Counting only lines that hold "Media", give the total and nothing more.
>> START Data for the task
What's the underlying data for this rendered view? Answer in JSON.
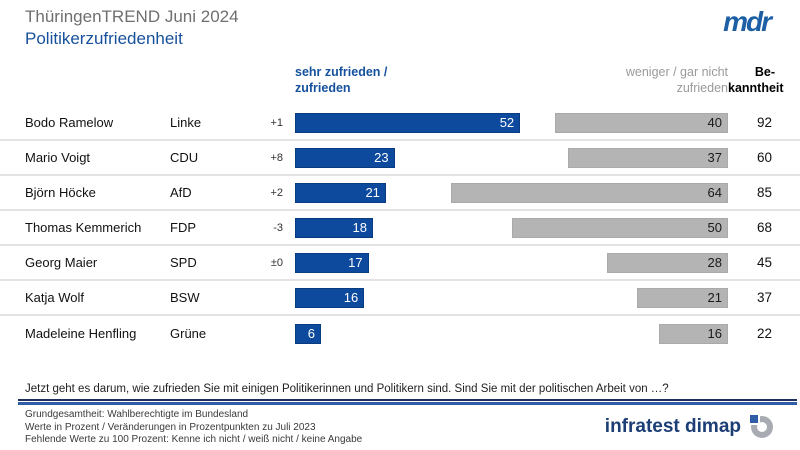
{
  "header": {
    "subtitle": "ThüringenTREND Juni 2024",
    "title": "Politikerzufriedenheit",
    "mdr_logo_text": "mdr"
  },
  "chart_data": {
    "type": "bar",
    "title": "Politikerzufriedenheit",
    "subtitle": "ThüringenTREND Juni 2024",
    "unit": "Prozent",
    "axis_max": 100,
    "legend": {
      "positive_line1": "sehr zufrieden /",
      "positive_line2": "zufrieden",
      "negative_line1": "weniger / gar nicht",
      "negative_line2": "zufrieden",
      "awareness_line1": "Be-",
      "awareness_line2": "kanntheit"
    },
    "rows": [
      {
        "name": "Bodo Ramelow",
        "party": "Linke",
        "change": "+1",
        "zufrieden": 52,
        "unzufrieden": 40,
        "bekanntheit": 92
      },
      {
        "name": "Mario Voigt",
        "party": "CDU",
        "change": "+8",
        "zufrieden": 23,
        "unzufrieden": 37,
        "bekanntheit": 60
      },
      {
        "name": "Björn Höcke",
        "party": "AfD",
        "change": "+2",
        "zufrieden": 21,
        "unzufrieden": 64,
        "bekanntheit": 85
      },
      {
        "name": "Thomas Kemmerich",
        "party": "FDP",
        "change": "-3",
        "zufrieden": 18,
        "unzufrieden": 50,
        "bekanntheit": 68
      },
      {
        "name": "Georg Maier",
        "party": "SPD",
        "change": "±0",
        "zufrieden": 17,
        "unzufrieden": 28,
        "bekanntheit": 45
      },
      {
        "name": "Katja Wolf",
        "party": "BSW",
        "change": "",
        "zufrieden": 16,
        "unzufrieden": 21,
        "bekanntheit": 37
      },
      {
        "name": "Madeleine Henfling",
        "party": "Grüne",
        "change": "",
        "zufrieden": 6,
        "unzufrieden": 16,
        "bekanntheit": 22
      }
    ]
  },
  "question": "Jetzt geht es darum, wie zufrieden Sie mit einigen Politikerinnen und Politikern sind. Sind Sie mit der politischen Arbeit von …?",
  "footer": {
    "line1": "Grundgesamtheit: Wahlberechtigte im Bundesland",
    "line2": "Werte in Prozent / Veränderungen in Prozentpunkten zu Juli 2023",
    "line3": "Fehlende Werte zu 100 Prozent: Kenne ich nicht / weiß nicht / keine Angabe",
    "brand": "infratest dimap"
  },
  "colors": {
    "bar_positive": "#0d4a9e",
    "bar_negative": "#b4b4b4",
    "title_blue": "#17509b",
    "title_gray": "#6f6f6f",
    "header_gray": "#9a9a9a",
    "rule_dark": "#1e2f5e",
    "rule_blue": "#2f5ea7"
  }
}
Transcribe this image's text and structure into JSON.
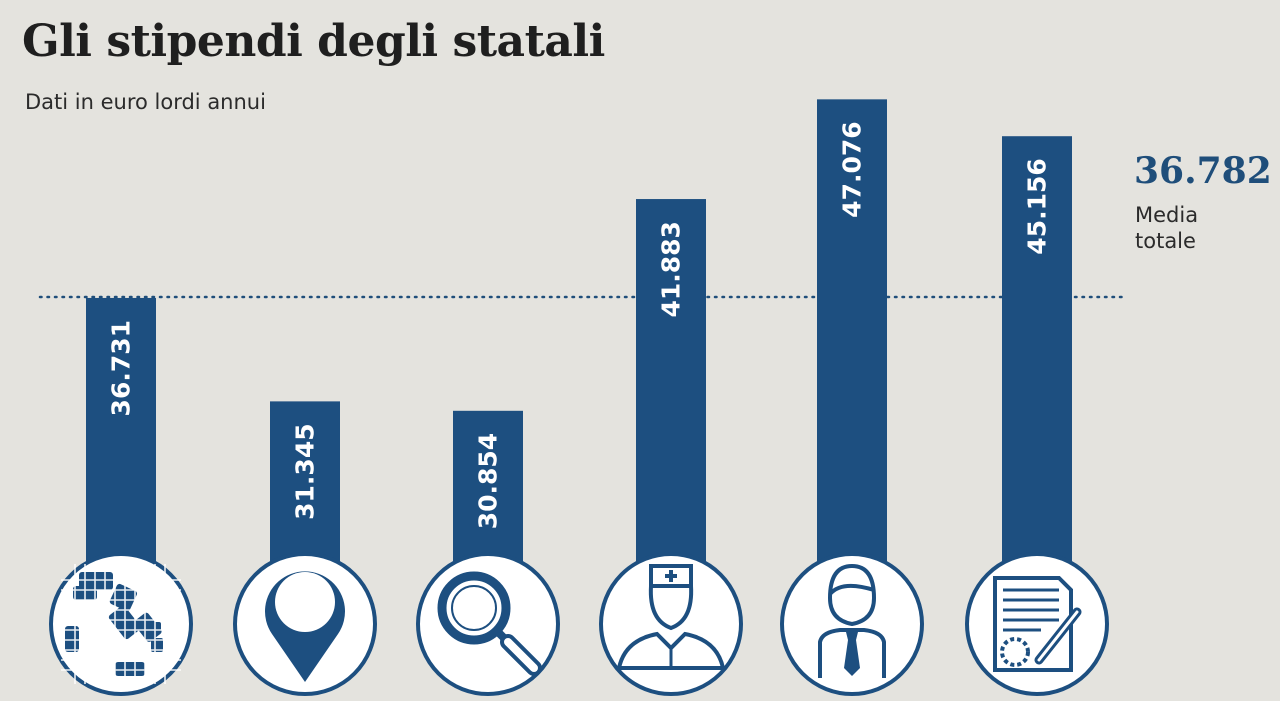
{
  "header": {
    "title": "Gli stipendi degli statali",
    "subtitle": "Dati in euro lordi annui"
  },
  "average": {
    "value_text": "36.782",
    "label": "Media totale"
  },
  "colors": {
    "bar": "#1d4f80",
    "background": "#e4e3de",
    "average_line": "#1f4e7a",
    "icon": "#1d4f80"
  },
  "chart_data": {
    "type": "bar",
    "categories": [
      "",
      "",
      "",
      "",
      "",
      ""
    ],
    "category_icons": [
      "italy-map-icon",
      "location-pin-icon",
      "magnifier-icon",
      "nurse-icon",
      "businessman-icon",
      "document-signature-icon"
    ],
    "values": [
      36731,
      31345,
      30854,
      41883,
      47076,
      45156
    ],
    "value_labels": [
      "36.731",
      "31.345",
      "30.854",
      "41.883",
      "47.076",
      "45.156"
    ],
    "title": "Gli stipendi degli statali",
    "subtitle": "Dati in euro lordi annui",
    "reference_line": {
      "value": 36782,
      "label": "36.782",
      "caption": "Media totale",
      "style": "dotted"
    },
    "xlabel": "",
    "ylabel": "",
    "ylim": [
      21000,
      48500
    ],
    "grid": false
  }
}
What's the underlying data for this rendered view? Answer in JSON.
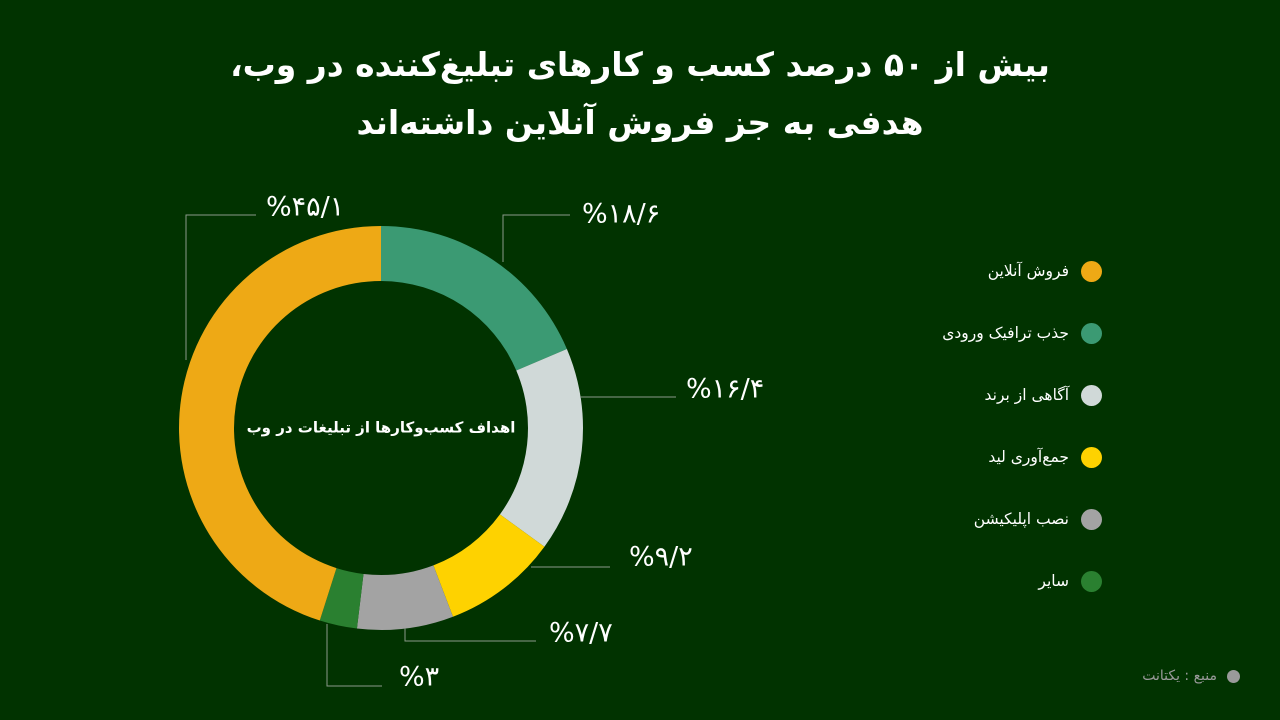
{
  "title_lines": [
    "بیش از ۵۰ درصد کسب و کارهای تبلیغ‌کننده در وب،",
    "هدفی به جز فروش آنلاین داشته‌اند"
  ],
  "chart_data": {
    "type": "pie",
    "center_label": "اهداف کسب‌وکارها از تبلیغات در وب",
    "slices": [
      {
        "label": "جذب ترافیک ورودی",
        "value": 18.6,
        "value_label": "%۱۸/۶",
        "color": "#3b9a73"
      },
      {
        "label": "آگاهی از برند",
        "value": 16.4,
        "value_label": "%۱۶/۴",
        "color": "#d0d9d8"
      },
      {
        "label": "جمع‌آوری لید",
        "value": 9.2,
        "value_label": "%۹/۲",
        "color": "#fed200"
      },
      {
        "label": "نصب اپلیکیشن",
        "value": 7.7,
        "value_label": "%۷/۷",
        "color": "#a3a3a3"
      },
      {
        "label": "سایر",
        "value": 3,
        "value_label": "%۳",
        "color": "#2a8030"
      },
      {
        "label": "فروش آنلاین",
        "value": 45.1,
        "value_label": "%۴۵/۱",
        "color": "#eea915"
      }
    ]
  },
  "legend": [
    {
      "label": "فروش آنلاین",
      "color": "#eea915"
    },
    {
      "label": "جذب ترافیک ورودی",
      "color": "#3b9a73"
    },
    {
      "label": "آگاهی از برند",
      "color": "#d0d9d8"
    },
    {
      "label": "جمع‌آوری لید",
      "color": "#fed200"
    },
    {
      "label": "نصب اپلیکیشن",
      "color": "#a3a3a3"
    },
    {
      "label": "سایر",
      "color": "#2a8030"
    }
  ],
  "source": "منبع : یکتانت"
}
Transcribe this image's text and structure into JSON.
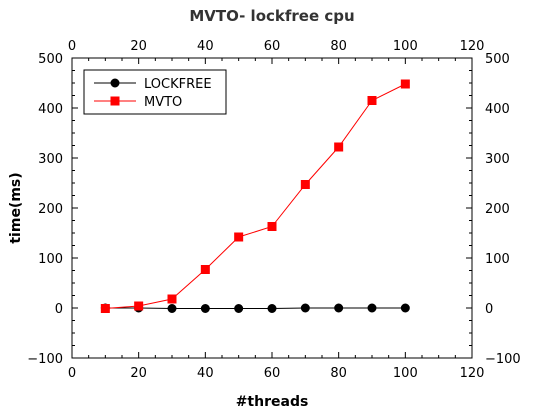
{
  "chart_data": {
    "type": "line",
    "title": "MVTO- lockfree cpu",
    "xlabel": "#threads",
    "ylabel": "time(ms)",
    "xlim": [
      0,
      120
    ],
    "ylim": [
      -100,
      500
    ],
    "x_ticks": [
      0,
      20,
      40,
      60,
      80,
      100,
      120
    ],
    "y_ticks": [
      -100,
      0,
      100,
      200,
      300,
      400,
      500
    ],
    "x_tick_labels": [
      "0",
      "20",
      "40",
      "60",
      "80",
      "100",
      "120"
    ],
    "y_tick_labels": [
      "−100",
      "0",
      "100",
      "200",
      "300",
      "400",
      "500"
    ],
    "grid": false,
    "legend_position": "top-left",
    "x": [
      10,
      20,
      30,
      40,
      50,
      60,
      70,
      80,
      90,
      100
    ],
    "series": [
      {
        "name": "LOCKFREE",
        "color": "#000000",
        "marker": "circle",
        "values": [
          0,
          0,
          -1,
          -1,
          -1,
          -1,
          0,
          0,
          0,
          0
        ]
      },
      {
        "name": "MVTO",
        "color": "#ff0000",
        "marker": "square",
        "values": [
          -1,
          4,
          18,
          77,
          142,
          163,
          247,
          322,
          415,
          448
        ]
      }
    ]
  }
}
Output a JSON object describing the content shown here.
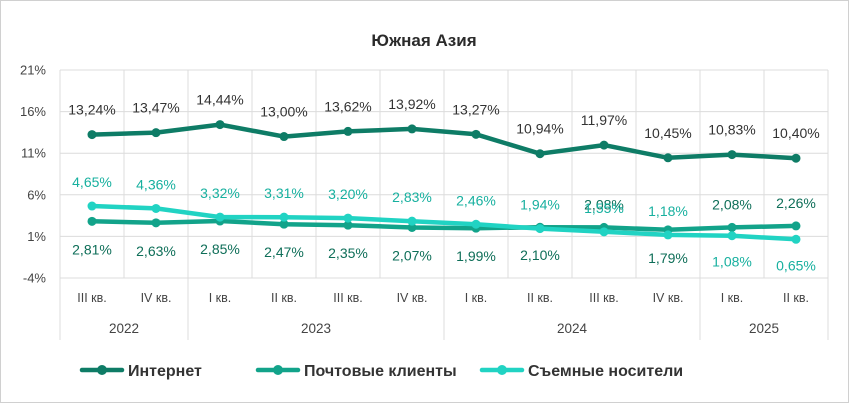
{
  "chart_data": {
    "type": "line",
    "title": "Южная Азия",
    "xlabel": "",
    "ylabel": "",
    "ylim": [
      -4,
      21
    ],
    "yticks": [
      "21%",
      "16%",
      "11%",
      "6%",
      "1%",
      "-4%"
    ],
    "ytick_values": [
      21,
      16,
      11,
      6,
      1,
      -4
    ],
    "categories": [
      "III кв.",
      "IV кв.",
      "I кв.",
      "II кв.",
      "III кв.",
      "IV кв.",
      "I кв.",
      "II кв.",
      "III кв.",
      "IV кв.",
      "I кв.",
      "II кв."
    ],
    "years": [
      {
        "label": "2022",
        "start": 0,
        "end": 1
      },
      {
        "label": "2023",
        "start": 2,
        "end": 5
      },
      {
        "label": "2024",
        "start": 6,
        "end": 9
      },
      {
        "label": "2025",
        "start": 10,
        "end": 11
      }
    ],
    "grid": true,
    "legend_position": "bottom",
    "series": [
      {
        "name": "Интернет",
        "color": "#0e7c66",
        "values": [
          13.24,
          13.47,
          14.44,
          13.0,
          13.62,
          13.92,
          13.27,
          10.94,
          11.97,
          10.45,
          10.83,
          10.4
        ],
        "labels": [
          "13,24%",
          "13,47%",
          "14,44%",
          "13,00%",
          "13,62%",
          "13,92%",
          "13,27%",
          "10,94%",
          "11,97%",
          "10,45%",
          "10,83%",
          "10,40%"
        ],
        "label_color": "#333333",
        "label_position": "above"
      },
      {
        "name": "Почтовые клиенты",
        "color": "#12a38a",
        "values": [
          2.81,
          2.63,
          2.85,
          2.47,
          2.35,
          2.07,
          1.99,
          2.1,
          2.08,
          1.79,
          2.08,
          2.26
        ],
        "labels": [
          "2,81%",
          "2,63%",
          "2,85%",
          "2,47%",
          "2,35%",
          "2,07%",
          "1,99%",
          "2,10%",
          "2,08%",
          "1,79%",
          "2,08%",
          "2,26%"
        ],
        "label_color": "#0e6e58",
        "label_position": "mixed"
      },
      {
        "name": "Съемные носители",
        "color": "#21d3c3",
        "values": [
          4.65,
          4.36,
          3.32,
          3.31,
          3.2,
          2.83,
          2.46,
          1.94,
          1.55,
          1.18,
          1.08,
          0.65
        ],
        "labels": [
          "4,65%",
          "4,36%",
          "3,32%",
          "3,31%",
          "3,20%",
          "2,83%",
          "2,46%",
          "1,94%",
          "1,55%",
          "1,18%",
          "1,08%",
          "0,65%"
        ],
        "label_color": "#17b09f",
        "label_position": "mixed"
      }
    ]
  }
}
>> END Data for the task
__Solution for this exercise__. 2